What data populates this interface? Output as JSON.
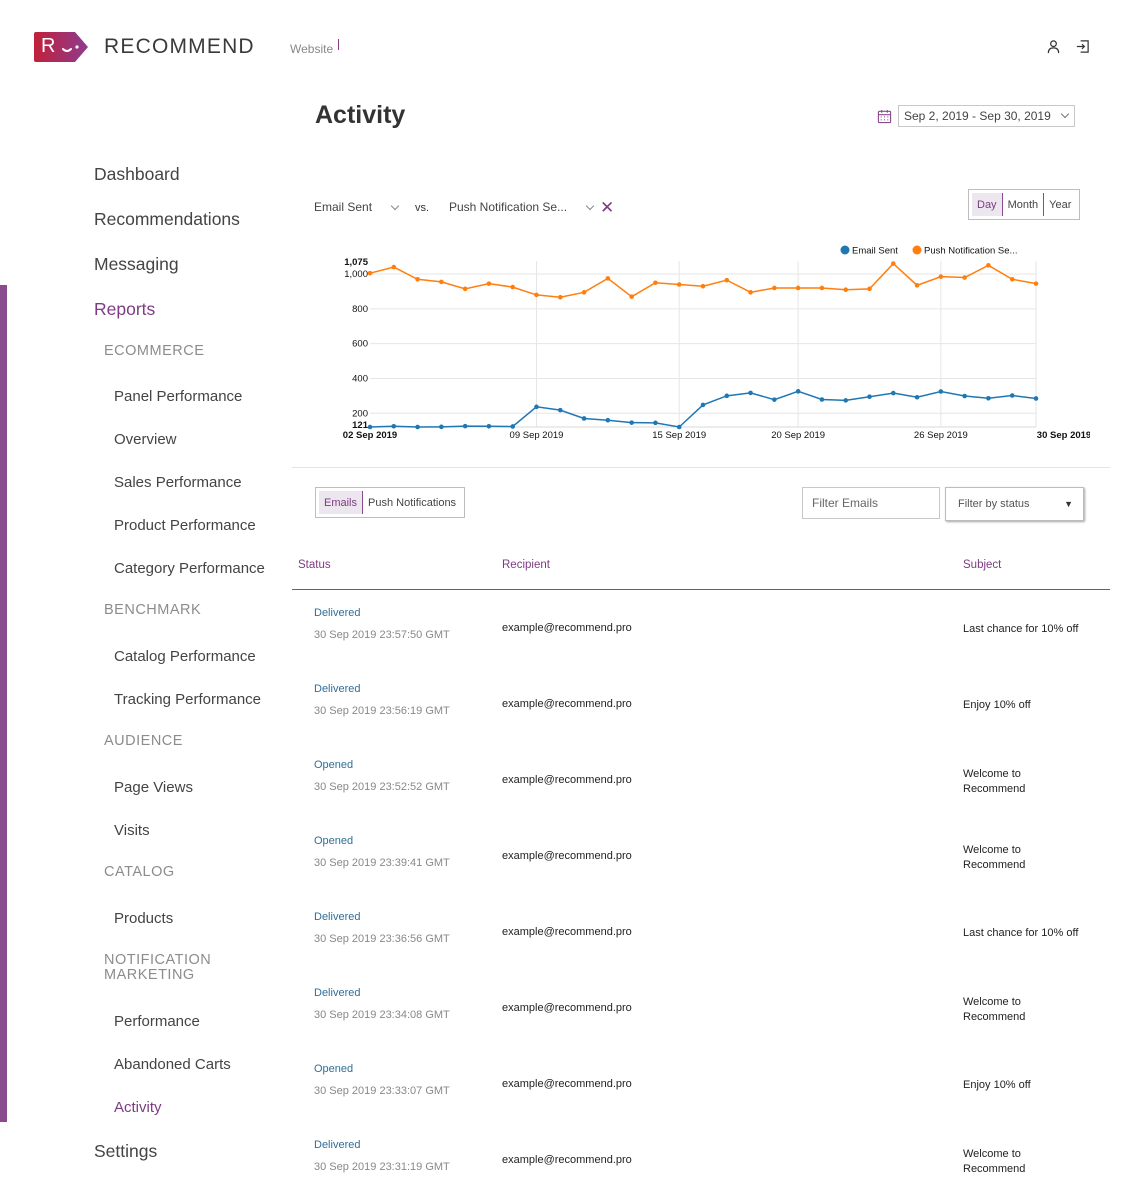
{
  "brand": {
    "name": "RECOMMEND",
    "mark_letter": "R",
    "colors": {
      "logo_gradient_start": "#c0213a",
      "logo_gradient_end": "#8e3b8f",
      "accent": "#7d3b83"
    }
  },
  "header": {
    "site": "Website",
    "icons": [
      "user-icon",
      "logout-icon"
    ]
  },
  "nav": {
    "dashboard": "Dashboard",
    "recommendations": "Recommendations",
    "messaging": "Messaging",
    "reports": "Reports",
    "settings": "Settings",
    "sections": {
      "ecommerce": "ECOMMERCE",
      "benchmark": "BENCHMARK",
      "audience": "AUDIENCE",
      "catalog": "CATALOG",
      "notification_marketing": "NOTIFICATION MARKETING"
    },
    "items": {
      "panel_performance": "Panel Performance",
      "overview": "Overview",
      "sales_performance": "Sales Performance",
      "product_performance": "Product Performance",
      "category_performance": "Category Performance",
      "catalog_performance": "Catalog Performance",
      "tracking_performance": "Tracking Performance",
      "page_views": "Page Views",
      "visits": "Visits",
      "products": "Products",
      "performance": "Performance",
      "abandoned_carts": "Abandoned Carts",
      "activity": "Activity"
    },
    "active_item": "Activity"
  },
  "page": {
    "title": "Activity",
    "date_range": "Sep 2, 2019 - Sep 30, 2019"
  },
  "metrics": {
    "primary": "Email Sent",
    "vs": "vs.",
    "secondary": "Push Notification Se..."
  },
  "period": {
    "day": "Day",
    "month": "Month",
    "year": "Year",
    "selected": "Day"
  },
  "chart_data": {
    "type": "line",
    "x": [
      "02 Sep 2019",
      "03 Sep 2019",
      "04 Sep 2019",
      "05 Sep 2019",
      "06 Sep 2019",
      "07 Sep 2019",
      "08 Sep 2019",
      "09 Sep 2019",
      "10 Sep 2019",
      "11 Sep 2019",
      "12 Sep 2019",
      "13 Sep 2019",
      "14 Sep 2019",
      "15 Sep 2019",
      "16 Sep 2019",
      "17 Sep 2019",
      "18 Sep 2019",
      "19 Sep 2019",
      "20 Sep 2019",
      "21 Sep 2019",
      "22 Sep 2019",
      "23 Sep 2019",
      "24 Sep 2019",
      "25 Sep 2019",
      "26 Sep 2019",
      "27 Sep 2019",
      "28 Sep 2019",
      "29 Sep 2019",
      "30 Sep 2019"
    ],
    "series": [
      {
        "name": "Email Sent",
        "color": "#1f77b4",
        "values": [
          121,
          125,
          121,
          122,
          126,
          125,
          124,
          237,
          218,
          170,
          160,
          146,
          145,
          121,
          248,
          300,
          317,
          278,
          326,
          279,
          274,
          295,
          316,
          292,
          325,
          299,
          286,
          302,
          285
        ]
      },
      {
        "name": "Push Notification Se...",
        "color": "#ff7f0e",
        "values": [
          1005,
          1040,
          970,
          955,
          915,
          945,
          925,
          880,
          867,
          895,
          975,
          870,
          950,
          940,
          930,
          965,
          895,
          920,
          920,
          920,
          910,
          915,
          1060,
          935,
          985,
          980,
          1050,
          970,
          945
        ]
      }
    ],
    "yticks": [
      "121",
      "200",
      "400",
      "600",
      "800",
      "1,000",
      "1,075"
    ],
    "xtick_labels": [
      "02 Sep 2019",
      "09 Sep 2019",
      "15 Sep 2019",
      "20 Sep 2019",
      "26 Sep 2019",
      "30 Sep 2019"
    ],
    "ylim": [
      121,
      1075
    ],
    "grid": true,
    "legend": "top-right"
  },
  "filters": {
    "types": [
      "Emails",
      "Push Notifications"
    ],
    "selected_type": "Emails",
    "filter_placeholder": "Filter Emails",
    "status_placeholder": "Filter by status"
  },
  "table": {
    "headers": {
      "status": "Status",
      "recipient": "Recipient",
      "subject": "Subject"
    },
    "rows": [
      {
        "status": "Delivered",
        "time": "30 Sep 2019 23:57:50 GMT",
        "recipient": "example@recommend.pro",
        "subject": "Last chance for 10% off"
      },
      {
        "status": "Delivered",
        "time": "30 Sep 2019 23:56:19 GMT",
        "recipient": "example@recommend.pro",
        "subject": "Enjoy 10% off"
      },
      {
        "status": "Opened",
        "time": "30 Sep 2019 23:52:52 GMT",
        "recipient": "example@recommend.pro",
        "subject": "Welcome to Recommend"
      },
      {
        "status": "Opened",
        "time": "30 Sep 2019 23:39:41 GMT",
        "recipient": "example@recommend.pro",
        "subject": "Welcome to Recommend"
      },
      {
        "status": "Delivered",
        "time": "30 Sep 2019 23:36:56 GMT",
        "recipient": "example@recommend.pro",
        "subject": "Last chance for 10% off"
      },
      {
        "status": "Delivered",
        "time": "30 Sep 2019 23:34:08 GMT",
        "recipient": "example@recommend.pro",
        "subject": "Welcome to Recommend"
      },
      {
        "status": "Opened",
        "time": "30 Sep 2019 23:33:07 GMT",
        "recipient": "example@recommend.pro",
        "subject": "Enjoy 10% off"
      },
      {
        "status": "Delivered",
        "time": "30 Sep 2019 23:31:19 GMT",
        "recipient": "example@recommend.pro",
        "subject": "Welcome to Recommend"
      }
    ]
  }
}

= = = =

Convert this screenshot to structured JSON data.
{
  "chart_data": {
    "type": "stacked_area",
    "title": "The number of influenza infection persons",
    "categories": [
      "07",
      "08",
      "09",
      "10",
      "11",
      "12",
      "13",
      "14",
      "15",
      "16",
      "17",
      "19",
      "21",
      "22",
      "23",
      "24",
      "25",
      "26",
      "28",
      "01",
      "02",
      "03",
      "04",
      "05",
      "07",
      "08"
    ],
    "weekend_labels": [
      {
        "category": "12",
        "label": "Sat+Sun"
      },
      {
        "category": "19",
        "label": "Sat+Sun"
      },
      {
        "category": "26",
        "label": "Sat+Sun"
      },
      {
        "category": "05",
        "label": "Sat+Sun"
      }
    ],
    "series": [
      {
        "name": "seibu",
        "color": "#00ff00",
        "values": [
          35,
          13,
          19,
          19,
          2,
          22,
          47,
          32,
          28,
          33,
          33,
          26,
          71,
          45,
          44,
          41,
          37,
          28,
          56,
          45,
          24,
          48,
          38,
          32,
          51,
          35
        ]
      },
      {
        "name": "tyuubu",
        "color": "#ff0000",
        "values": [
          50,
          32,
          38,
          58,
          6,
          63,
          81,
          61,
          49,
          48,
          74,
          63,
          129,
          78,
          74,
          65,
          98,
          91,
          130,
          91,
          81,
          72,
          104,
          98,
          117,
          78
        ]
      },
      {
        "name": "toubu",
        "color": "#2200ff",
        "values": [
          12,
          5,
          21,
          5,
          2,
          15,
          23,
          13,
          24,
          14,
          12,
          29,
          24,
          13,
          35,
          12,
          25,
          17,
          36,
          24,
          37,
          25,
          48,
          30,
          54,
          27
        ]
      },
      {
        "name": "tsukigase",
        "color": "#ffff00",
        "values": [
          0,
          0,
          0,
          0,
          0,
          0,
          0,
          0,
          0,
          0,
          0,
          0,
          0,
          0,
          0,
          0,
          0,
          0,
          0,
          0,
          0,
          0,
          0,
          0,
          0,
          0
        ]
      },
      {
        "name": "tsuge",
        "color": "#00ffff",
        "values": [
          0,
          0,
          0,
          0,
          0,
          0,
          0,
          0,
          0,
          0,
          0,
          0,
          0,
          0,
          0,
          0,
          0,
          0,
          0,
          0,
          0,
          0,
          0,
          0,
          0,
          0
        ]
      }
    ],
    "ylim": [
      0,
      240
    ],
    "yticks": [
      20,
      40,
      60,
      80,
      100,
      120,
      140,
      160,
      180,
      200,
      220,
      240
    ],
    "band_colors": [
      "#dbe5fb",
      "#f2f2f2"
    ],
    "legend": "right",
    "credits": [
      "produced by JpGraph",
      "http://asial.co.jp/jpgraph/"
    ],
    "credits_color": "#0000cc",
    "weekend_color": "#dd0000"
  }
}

= = = =

## TASK INSTRUCTIONS
Gather each line from the listing above that holds "name".

## FINISHED EXERCISE
    "name": "RECOMMEND",
        "name": "Email Sent",
        "name": "Push Notification Se...",
        "name": "seibu",
        "name": "tyuubu",
        "name": "toubu",
        "name": "tsukigase",
        "name": "tsuge",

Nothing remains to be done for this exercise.